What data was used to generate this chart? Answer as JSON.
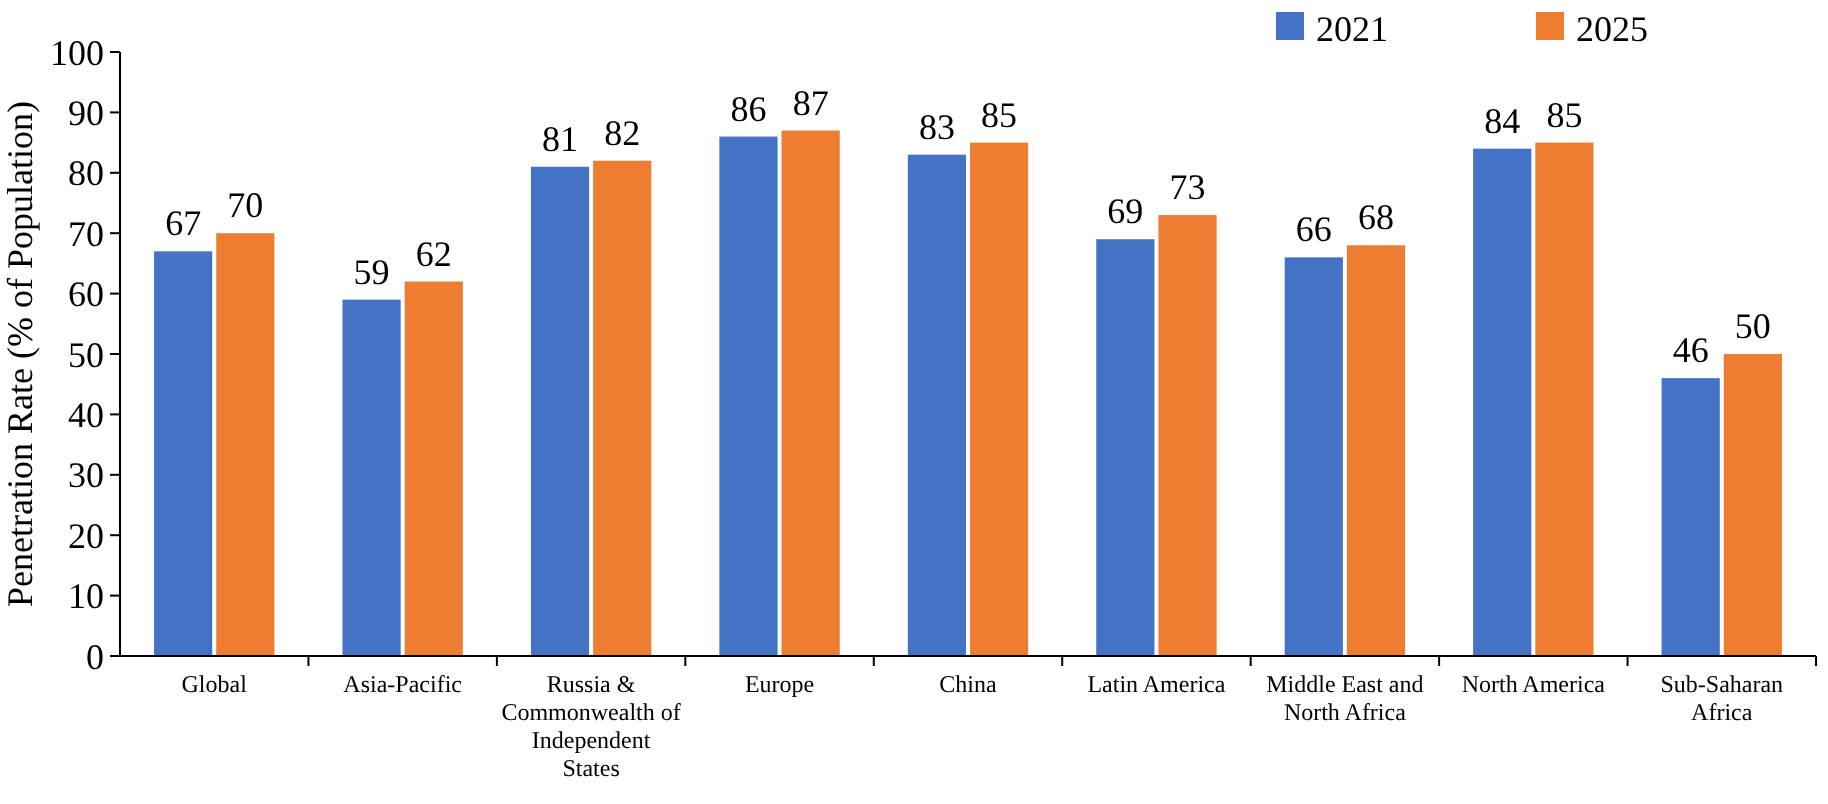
{
  "chart_data": {
    "type": "bar",
    "ylabel": "Penetration Rate  (% of Population)",
    "categories": [
      "Global",
      "Asia-Pacific",
      "Russia & Commonwealth of Independent States",
      "Europe",
      "China",
      "Latin America",
      "Middle East and North Africa",
      "North America",
      "Sub-Saharan Africa"
    ],
    "series": [
      {
        "name": "2021",
        "color": "#4472c4",
        "values": [
          67,
          59,
          81,
          86,
          83,
          69,
          66,
          84,
          46
        ]
      },
      {
        "name": "2025",
        "color": "#ed7d31",
        "values": [
          70,
          62,
          82,
          87,
          85,
          73,
          68,
          85,
          50
        ]
      }
    ],
    "ylim": [
      0,
      100
    ],
    "yticks": [
      0,
      10,
      20,
      30,
      40,
      50,
      60,
      70,
      80,
      90,
      100
    ],
    "data_labels": true,
    "legend": "top right",
    "grid": false
  }
}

———

**Goal:**
Extract each line from the entries above that contains the string "Africa".

**The output:**
      "Middle East and North Africa",
      "Sub-Saharan Africa"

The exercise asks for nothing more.